# RECORDS SHOWN start

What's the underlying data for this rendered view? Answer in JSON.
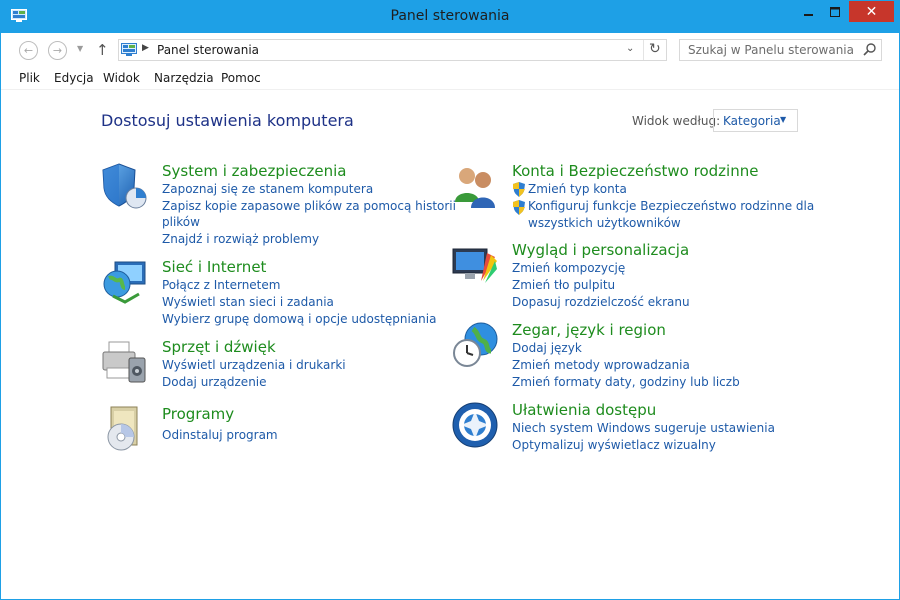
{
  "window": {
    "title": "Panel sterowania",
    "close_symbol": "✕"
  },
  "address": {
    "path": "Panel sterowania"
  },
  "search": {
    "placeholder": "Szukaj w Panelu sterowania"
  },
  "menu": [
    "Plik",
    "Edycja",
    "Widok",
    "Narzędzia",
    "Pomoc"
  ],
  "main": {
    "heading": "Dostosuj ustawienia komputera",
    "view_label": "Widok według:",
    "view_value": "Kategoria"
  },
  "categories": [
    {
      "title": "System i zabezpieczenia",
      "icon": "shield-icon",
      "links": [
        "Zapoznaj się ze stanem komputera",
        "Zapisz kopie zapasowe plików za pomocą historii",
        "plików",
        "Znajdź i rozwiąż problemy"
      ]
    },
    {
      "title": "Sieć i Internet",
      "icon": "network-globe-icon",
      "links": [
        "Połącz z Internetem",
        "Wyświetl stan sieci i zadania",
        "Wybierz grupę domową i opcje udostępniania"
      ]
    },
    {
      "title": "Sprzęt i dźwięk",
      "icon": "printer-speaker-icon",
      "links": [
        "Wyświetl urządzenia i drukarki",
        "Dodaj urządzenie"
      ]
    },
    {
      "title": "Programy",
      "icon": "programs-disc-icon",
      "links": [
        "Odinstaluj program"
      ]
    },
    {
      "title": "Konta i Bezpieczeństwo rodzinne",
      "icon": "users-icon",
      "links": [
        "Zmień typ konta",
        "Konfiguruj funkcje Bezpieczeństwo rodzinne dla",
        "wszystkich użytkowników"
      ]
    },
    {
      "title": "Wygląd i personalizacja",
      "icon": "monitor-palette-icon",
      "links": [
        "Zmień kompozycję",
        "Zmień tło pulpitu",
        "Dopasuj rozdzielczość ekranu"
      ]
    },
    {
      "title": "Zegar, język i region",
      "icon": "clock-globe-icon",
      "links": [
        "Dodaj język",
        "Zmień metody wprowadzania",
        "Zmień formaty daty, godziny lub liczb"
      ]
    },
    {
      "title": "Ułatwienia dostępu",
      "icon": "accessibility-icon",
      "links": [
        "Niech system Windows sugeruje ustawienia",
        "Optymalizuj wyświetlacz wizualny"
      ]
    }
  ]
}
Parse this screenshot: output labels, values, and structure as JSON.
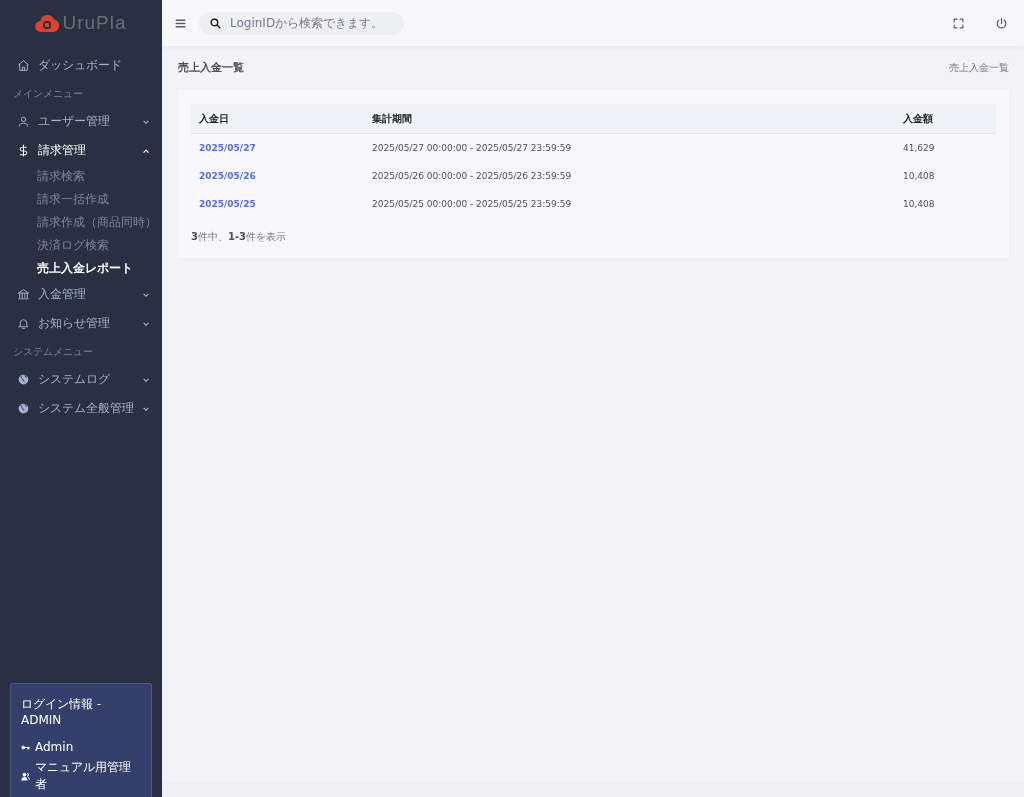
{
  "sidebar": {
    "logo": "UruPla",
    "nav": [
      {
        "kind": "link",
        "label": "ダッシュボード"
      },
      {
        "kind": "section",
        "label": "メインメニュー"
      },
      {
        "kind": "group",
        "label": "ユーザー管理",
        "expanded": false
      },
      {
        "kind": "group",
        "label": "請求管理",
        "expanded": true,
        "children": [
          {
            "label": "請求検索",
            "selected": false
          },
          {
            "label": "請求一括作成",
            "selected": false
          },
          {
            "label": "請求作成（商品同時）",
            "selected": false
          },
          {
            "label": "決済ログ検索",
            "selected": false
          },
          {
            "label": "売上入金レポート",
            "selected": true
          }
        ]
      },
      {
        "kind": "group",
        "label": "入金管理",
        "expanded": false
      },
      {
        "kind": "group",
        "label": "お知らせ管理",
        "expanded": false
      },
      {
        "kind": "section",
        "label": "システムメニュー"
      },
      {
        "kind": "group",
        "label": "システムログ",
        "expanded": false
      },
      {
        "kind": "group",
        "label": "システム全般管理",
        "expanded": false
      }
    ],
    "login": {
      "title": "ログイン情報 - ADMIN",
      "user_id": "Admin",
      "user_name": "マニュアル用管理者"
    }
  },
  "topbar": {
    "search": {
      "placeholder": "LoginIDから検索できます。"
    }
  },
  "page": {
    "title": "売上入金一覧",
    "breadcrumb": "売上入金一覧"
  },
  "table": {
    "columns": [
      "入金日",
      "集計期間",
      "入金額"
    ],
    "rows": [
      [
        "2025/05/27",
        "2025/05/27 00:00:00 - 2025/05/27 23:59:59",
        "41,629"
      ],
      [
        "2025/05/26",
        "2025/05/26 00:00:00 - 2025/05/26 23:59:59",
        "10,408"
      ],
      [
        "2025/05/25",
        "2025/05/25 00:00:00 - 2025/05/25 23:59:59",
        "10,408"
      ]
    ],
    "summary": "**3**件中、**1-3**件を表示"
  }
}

# RECORDS SHOWN end

*DIRECTIVE*. Copy all lines from the entries that contain the word "Zmień".

*EXPECTED ANSWER*.
        "Zmień typ konta",
        "Zmień kompozycję",
        "Zmień tło pulpitu",
        "Zmień metody wprowadzania",
        "Zmień formaty daty, godziny lub liczb"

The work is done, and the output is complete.